# [Written instruction]
Drop every picture, then transcribe the remaining data exactly.
## Start Data excerpts
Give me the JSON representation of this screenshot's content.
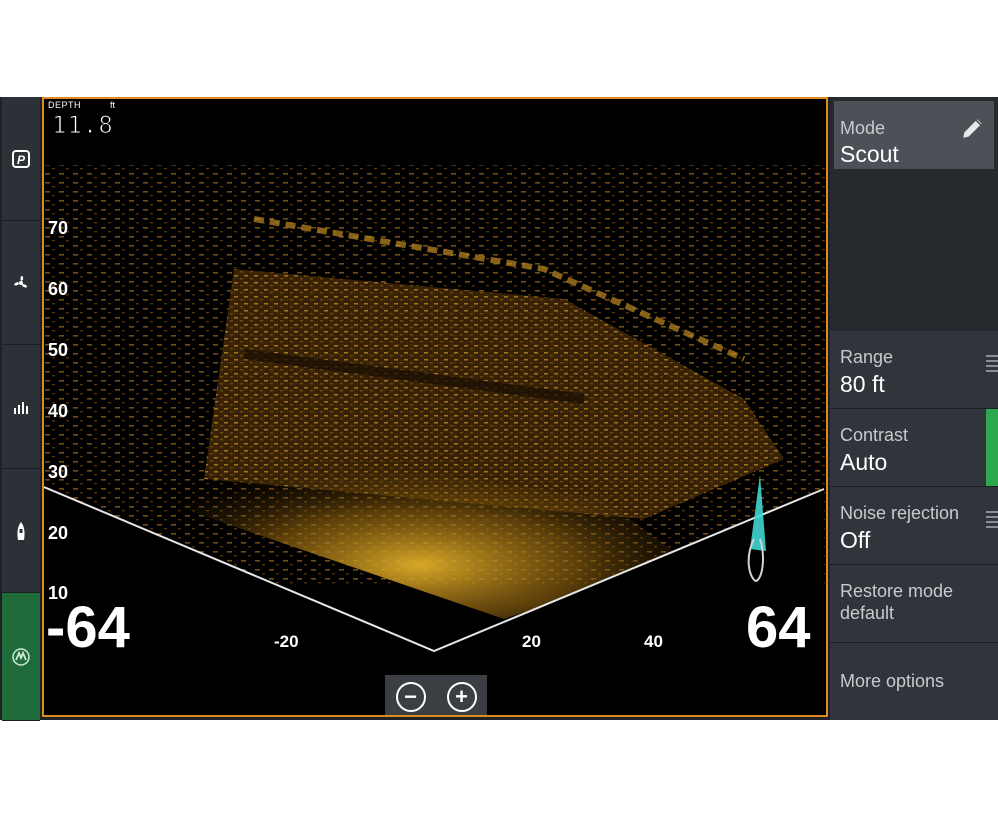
{
  "rail": {
    "items": [
      {
        "icon": "parking-icon"
      },
      {
        "icon": "propeller-icon"
      },
      {
        "icon": "signal-bars-icon"
      },
      {
        "icon": "boat-icon"
      },
      {
        "icon": "brand-logo-icon"
      }
    ]
  },
  "sonar": {
    "depth_label": "DEPTH",
    "depth_unit": "ft",
    "depth_value": "11.8",
    "left_range": "-64",
    "right_range": "64",
    "depth_ticks": [
      "70",
      "60",
      "50",
      "40",
      "30",
      "20",
      "10"
    ],
    "x_ticks": [
      "-20",
      "20",
      "40"
    ],
    "zoom_out": "−",
    "zoom_in": "+",
    "colors": {
      "frame": "#e08a1e",
      "echo": "#d9a01c"
    }
  },
  "menu": {
    "mode_label": "Mode",
    "mode_value": "Scout",
    "range_label": "Range",
    "range_value": "80 ft",
    "contrast_label": "Contrast",
    "contrast_value": "Auto",
    "noise_label": "Noise rejection",
    "noise_value": "Off",
    "restore_line1": "Restore mode",
    "restore_line2": "default",
    "more_options": "More options"
  }
}
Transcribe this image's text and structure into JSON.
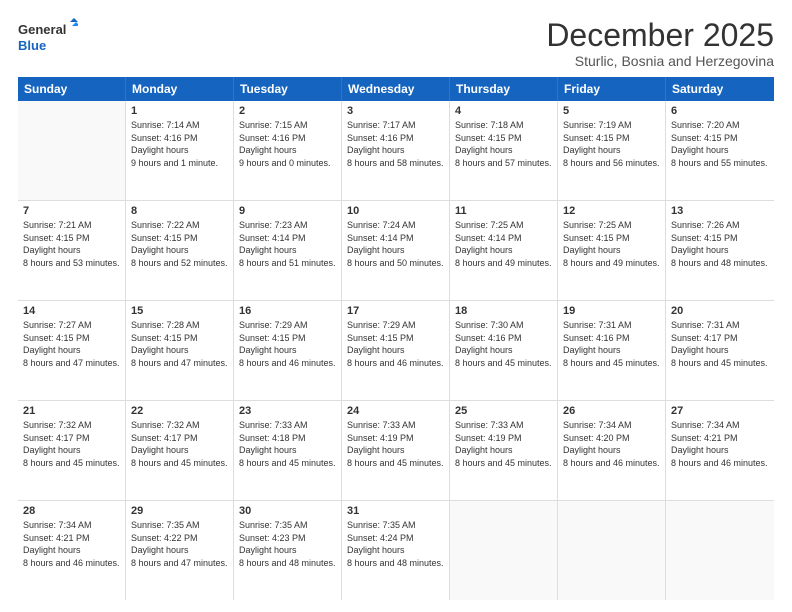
{
  "logo": {
    "line1": "General",
    "line2": "Blue"
  },
  "header": {
    "month": "December 2025",
    "location": "Sturlic, Bosnia and Herzegovina"
  },
  "weekdays": [
    "Sunday",
    "Monday",
    "Tuesday",
    "Wednesday",
    "Thursday",
    "Friday",
    "Saturday"
  ],
  "rows": [
    [
      {
        "day": "",
        "empty": true
      },
      {
        "day": "1",
        "sunrise": "7:14 AM",
        "sunset": "4:16 PM",
        "daylight": "9 hours and 1 minute."
      },
      {
        "day": "2",
        "sunrise": "7:15 AM",
        "sunset": "4:16 PM",
        "daylight": "9 hours and 0 minutes."
      },
      {
        "day": "3",
        "sunrise": "7:17 AM",
        "sunset": "4:16 PM",
        "daylight": "8 hours and 58 minutes."
      },
      {
        "day": "4",
        "sunrise": "7:18 AM",
        "sunset": "4:15 PM",
        "daylight": "8 hours and 57 minutes."
      },
      {
        "day": "5",
        "sunrise": "7:19 AM",
        "sunset": "4:15 PM",
        "daylight": "8 hours and 56 minutes."
      },
      {
        "day": "6",
        "sunrise": "7:20 AM",
        "sunset": "4:15 PM",
        "daylight": "8 hours and 55 minutes."
      }
    ],
    [
      {
        "day": "7",
        "sunrise": "7:21 AM",
        "sunset": "4:15 PM",
        "daylight": "8 hours and 53 minutes."
      },
      {
        "day": "8",
        "sunrise": "7:22 AM",
        "sunset": "4:15 PM",
        "daylight": "8 hours and 52 minutes."
      },
      {
        "day": "9",
        "sunrise": "7:23 AM",
        "sunset": "4:14 PM",
        "daylight": "8 hours and 51 minutes."
      },
      {
        "day": "10",
        "sunrise": "7:24 AM",
        "sunset": "4:14 PM",
        "daylight": "8 hours and 50 minutes."
      },
      {
        "day": "11",
        "sunrise": "7:25 AM",
        "sunset": "4:14 PM",
        "daylight": "8 hours and 49 minutes."
      },
      {
        "day": "12",
        "sunrise": "7:25 AM",
        "sunset": "4:15 PM",
        "daylight": "8 hours and 49 minutes."
      },
      {
        "day": "13",
        "sunrise": "7:26 AM",
        "sunset": "4:15 PM",
        "daylight": "8 hours and 48 minutes."
      }
    ],
    [
      {
        "day": "14",
        "sunrise": "7:27 AM",
        "sunset": "4:15 PM",
        "daylight": "8 hours and 47 minutes."
      },
      {
        "day": "15",
        "sunrise": "7:28 AM",
        "sunset": "4:15 PM",
        "daylight": "8 hours and 47 minutes."
      },
      {
        "day": "16",
        "sunrise": "7:29 AM",
        "sunset": "4:15 PM",
        "daylight": "8 hours and 46 minutes."
      },
      {
        "day": "17",
        "sunrise": "7:29 AM",
        "sunset": "4:15 PM",
        "daylight": "8 hours and 46 minutes."
      },
      {
        "day": "18",
        "sunrise": "7:30 AM",
        "sunset": "4:16 PM",
        "daylight": "8 hours and 45 minutes."
      },
      {
        "day": "19",
        "sunrise": "7:31 AM",
        "sunset": "4:16 PM",
        "daylight": "8 hours and 45 minutes."
      },
      {
        "day": "20",
        "sunrise": "7:31 AM",
        "sunset": "4:17 PM",
        "daylight": "8 hours and 45 minutes."
      }
    ],
    [
      {
        "day": "21",
        "sunrise": "7:32 AM",
        "sunset": "4:17 PM",
        "daylight": "8 hours and 45 minutes."
      },
      {
        "day": "22",
        "sunrise": "7:32 AM",
        "sunset": "4:17 PM",
        "daylight": "8 hours and 45 minutes."
      },
      {
        "day": "23",
        "sunrise": "7:33 AM",
        "sunset": "4:18 PM",
        "daylight": "8 hours and 45 minutes."
      },
      {
        "day": "24",
        "sunrise": "7:33 AM",
        "sunset": "4:19 PM",
        "daylight": "8 hours and 45 minutes."
      },
      {
        "day": "25",
        "sunrise": "7:33 AM",
        "sunset": "4:19 PM",
        "daylight": "8 hours and 45 minutes."
      },
      {
        "day": "26",
        "sunrise": "7:34 AM",
        "sunset": "4:20 PM",
        "daylight": "8 hours and 46 minutes."
      },
      {
        "day": "27",
        "sunrise": "7:34 AM",
        "sunset": "4:21 PM",
        "daylight": "8 hours and 46 minutes."
      }
    ],
    [
      {
        "day": "28",
        "sunrise": "7:34 AM",
        "sunset": "4:21 PM",
        "daylight": "8 hours and 46 minutes."
      },
      {
        "day": "29",
        "sunrise": "7:35 AM",
        "sunset": "4:22 PM",
        "daylight": "8 hours and 47 minutes."
      },
      {
        "day": "30",
        "sunrise": "7:35 AM",
        "sunset": "4:23 PM",
        "daylight": "8 hours and 48 minutes."
      },
      {
        "day": "31",
        "sunrise": "7:35 AM",
        "sunset": "4:24 PM",
        "daylight": "8 hours and 48 minutes."
      },
      {
        "day": "",
        "empty": true
      },
      {
        "day": "",
        "empty": true
      },
      {
        "day": "",
        "empty": true
      }
    ]
  ]
}
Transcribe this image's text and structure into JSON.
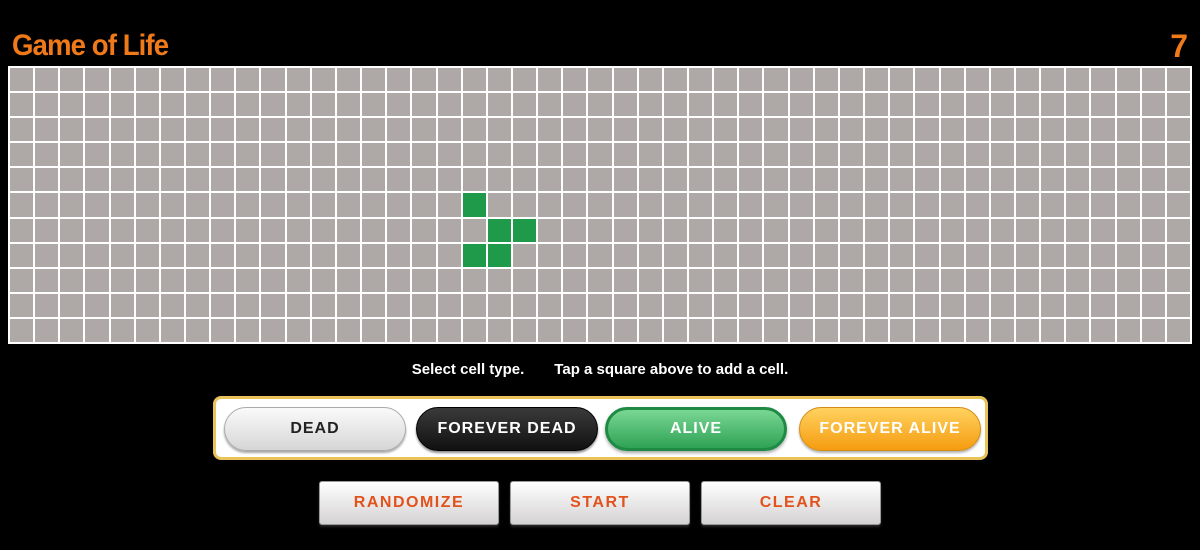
{
  "header": {
    "title": "Game of Life",
    "generation": "7"
  },
  "board": {
    "cols": 47,
    "rows": 11,
    "alive_cells": [
      [
        5,
        18
      ],
      [
        6,
        19
      ],
      [
        6,
        20
      ],
      [
        7,
        18
      ],
      [
        7,
        19
      ]
    ],
    "colors": {
      "dead": "#aea8a6",
      "alive": "#1e9a4a",
      "grid": "#ffffff"
    }
  },
  "hint": {
    "select": "Select cell type.",
    "tap": "Tap a square above to add a cell."
  },
  "cell_types": {
    "dead": "DEAD",
    "forever_dead": "FOREVER DEAD",
    "alive": "ALIVE",
    "forever_alive": "FOREVER ALIVE",
    "selected": "alive"
  },
  "actions": {
    "randomize": "RANDOMIZE",
    "start": "START",
    "clear": "CLEAR"
  },
  "colors": {
    "accent": "#f07a1a",
    "action_text": "#e2521c"
  }
}
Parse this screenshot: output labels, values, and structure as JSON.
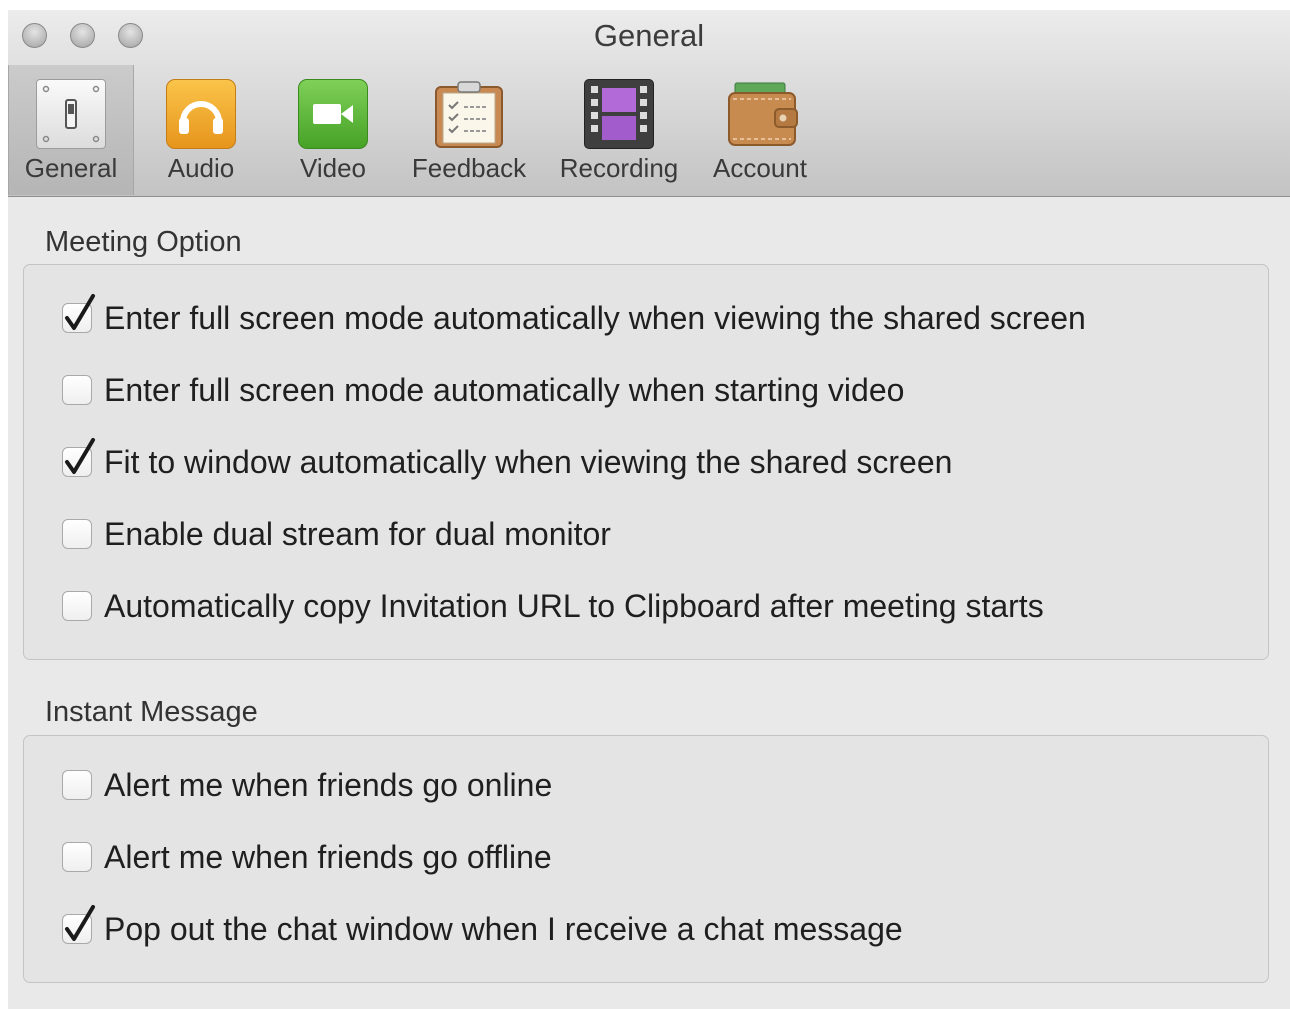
## End Data excerpts
# [Solution to the problem]
Give me the JSON representation of this screenshot's content.
{
  "rail": {
    "items": [
      {
        "icon": "parking-icon"
      },
      {
        "icon": "propeller-icon"
      },
      {
        "icon": "signal-bars-icon"
      },
      {
        "icon": "boat-icon"
      },
      {
        "icon": "brand-logo-icon"
      }
    ]
  },
  "sonar": {
    "depth_label": "DEPTH",
    "depth_unit": "ft",
    "depth_value": "11.8",
    "left_range": "-64",
    "right_range": "64",
    "depth_ticks": [
      "70",
      "60",
      "50",
      "40",
      "30",
      "20",
      "10"
    ],
    "x_ticks": [
      "-20",
      "20",
      "40"
    ],
    "zoom_out": "−",
    "zoom_in": "+",
    "colors": {
      "frame": "#e08a1e",
      "echo": "#d9a01c"
    }
  },
  "menu": {
    "mode_label": "Mode",
    "mode_value": "Scout",
    "range_label": "Range",
    "range_value": "80 ft",
    "contrast_label": "Contrast",
    "contrast_value": "Auto",
    "noise_label": "Noise rejection",
    "noise_value": "Off",
    "restore_line1": "Restore mode",
    "restore_line2": "default",
    "more_options": "More options"
  }
}
Transcribe this image's text and structure into JSON.
{
  "logo": {
    "line1": "General",
    "line2": "Blue"
  },
  "header": {
    "month": "December 2025",
    "location": "Sturlic, Bosnia and Herzegovina"
  },
  "weekdays": [
    "Sunday",
    "Monday",
    "Tuesday",
    "Wednesday",
    "Thursday",
    "Friday",
    "Saturday"
  ],
  "rows": [
    [
      {
        "day": "",
        "empty": true
      },
      {
        "day": "1",
        "sunrise": "7:14 AM",
        "sunset": "4:16 PM",
        "daylight": "9 hours and 1 minute."
      },
      {
        "day": "2",
        "sunrise": "7:15 AM",
        "sunset": "4:16 PM",
        "daylight": "9 hours and 0 minutes."
      },
      {
        "day": "3",
        "sunrise": "7:17 AM",
        "sunset": "4:16 PM",
        "daylight": "8 hours and 58 minutes."
      },
      {
        "day": "4",
        "sunrise": "7:18 AM",
        "sunset": "4:15 PM",
        "daylight": "8 hours and 57 minutes."
      },
      {
        "day": "5",
        "sunrise": "7:19 AM",
        "sunset": "4:15 PM",
        "daylight": "8 hours and 56 minutes."
      },
      {
        "day": "6",
        "sunrise": "7:20 AM",
        "sunset": "4:15 PM",
        "daylight": "8 hours and 55 minutes."
      }
    ],
    [
      {
        "day": "7",
        "sunrise": "7:21 AM",
        "sunset": "4:15 PM",
        "daylight": "8 hours and 53 minutes."
      },
      {
        "day": "8",
        "sunrise": "7:22 AM",
        "sunset": "4:15 PM",
        "daylight": "8 hours and 52 minutes."
      },
      {
        "day": "9",
        "sunrise": "7:23 AM",
        "sunset": "4:14 PM",
        "daylight": "8 hours and 51 minutes."
      },
      {
        "day": "10",
        "sunrise": "7:24 AM",
        "sunset": "4:14 PM",
        "daylight": "8 hours and 50 minutes."
      },
      {
        "day": "11",
        "sunrise": "7:25 AM",
        "sunset": "4:14 PM",
        "daylight": "8 hours and 49 minutes."
      },
      {
        "day": "12",
        "sunrise": "7:25 AM",
        "sunset": "4:15 PM",
        "daylight": "8 hours and 49 minutes."
      },
      {
        "day": "13",
        "sunrise": "7:26 AM",
        "sunset": "4:15 PM",
        "daylight": "8 hours and 48 minutes."
      }
    ],
    [
      {
        "day": "14",
        "sunrise": "7:27 AM",
        "sunset": "4:15 PM",
        "daylight": "8 hours and 47 minutes."
      },
      {
        "day": "15",
        "sunrise": "7:28 AM",
        "sunset": "4:15 PM",
        "daylight": "8 hours and 47 minutes."
      },
      {
        "day": "16",
        "sunrise": "7:29 AM",
        "sunset": "4:15 PM",
        "daylight": "8 hours and 46 minutes."
      },
      {
        "day": "17",
        "sunrise": "7:29 AM",
        "sunset": "4:15 PM",
        "daylight": "8 hours and 46 minutes."
      },
      {
        "day": "18",
        "sunrise": "7:30 AM",
        "sunset": "4:16 PM",
        "daylight": "8 hours and 45 minutes."
      },
      {
        "day": "19",
        "sunrise": "7:31 AM",
        "sunset": "4:16 PM",
        "daylight": "8 hours and 45 minutes."
      },
      {
        "day": "20",
        "sunrise": "7:31 AM",
        "sunset": "4:17 PM",
        "daylight": "8 hours and 45 minutes."
      }
    ],
    [
      {
        "day": "21",
        "sunrise": "7:32 AM",
        "sunset": "4:17 PM",
        "daylight": "8 hours and 45 minutes."
      },
      {
        "day": "22",
        "sunrise": "7:32 AM",
        "sunset": "4:17 PM",
        "daylight": "8 hours and 45 minutes."
      },
      {
        "day": "23",
        "sunrise": "7:33 AM",
        "sunset": "4:18 PM",
        "daylight": "8 hours and 45 minutes."
      },
      {
        "day": "24",
        "sunrise": "7:33 AM",
        "sunset": "4:19 PM",
        "daylight": "8 hours and 45 minutes."
      },
      {
        "day": "25",
        "sunrise": "7:33 AM",
        "sunset": "4:19 PM",
        "daylight": "8 hours and 45 minutes."
      },
      {
        "day": "26",
        "sunrise": "7:34 AM",
        "sunset": "4:20 PM",
        "daylight": "8 hours and 46 minutes."
      },
      {
        "day": "27",
        "sunrise": "7:34 AM",
        "sunset": "4:21 PM",
        "daylight": "8 hours and 46 minutes."
      }
    ],
    [
      {
        "day": "28",
        "sunrise": "7:34 AM",
        "sunset": "4:21 PM",
        "daylight": "8 hours and 46 minutes."
      },
      {
        "day": "29",
        "sunrise": "7:35 AM",
        "sunset": "4:22 PM",
        "daylight": "8 hours and 47 minutes."
      },
      {
        "day": "30",
        "sunrise": "7:35 AM",
        "sunset": "4:23 PM",
        "daylight": "8 hours and 48 minutes."
      },
      {
        "day": "31",
        "sunrise": "7:35 AM",
        "sunset": "4:24 PM",
        "daylight": "8 hours and 48 minutes."
      },
      {
        "day": "",
        "empty": true
      },
      {
        "day": "",
        "empty": true
      },
      {
        "day": "",
        "empty": true
      }
    ]
  ]
}
Transcribe this image's text and structure into JSON.
{
  "header": {
    "title": "Game of Life",
    "generation": "7"
  },
  "board": {
    "cols": 47,
    "rows": 11,
    "alive_cells": [
      [
        5,
        18
      ],
      [
        6,
        19
      ],
      [
        6,
        20
      ],
      [
        7,
        18
      ],
      [
        7,
        19
      ]
    ],
    "colors": {
      "dead": "#aea8a6",
      "alive": "#1e9a4a",
      "grid": "#ffffff"
    }
  },
  "hint": {
    "select": "Select cell type.",
    "tap": "Tap a square above to add a cell."
  },
  "cell_types": {
    "dead": "DEAD",
    "forever_dead": "FOREVER DEAD",
    "alive": "ALIVE",
    "forever_alive": "FOREVER ALIVE",
    "selected": "alive"
  },
  "actions": {
    "randomize": "RANDOMIZE",
    "start": "START",
    "clear": "CLEAR"
  },
  "colors": {
    "accent": "#f07a1a",
    "action_text": "#e2521c"
  }
}
Parse this screenshot: output labels, values, and structure as JSON.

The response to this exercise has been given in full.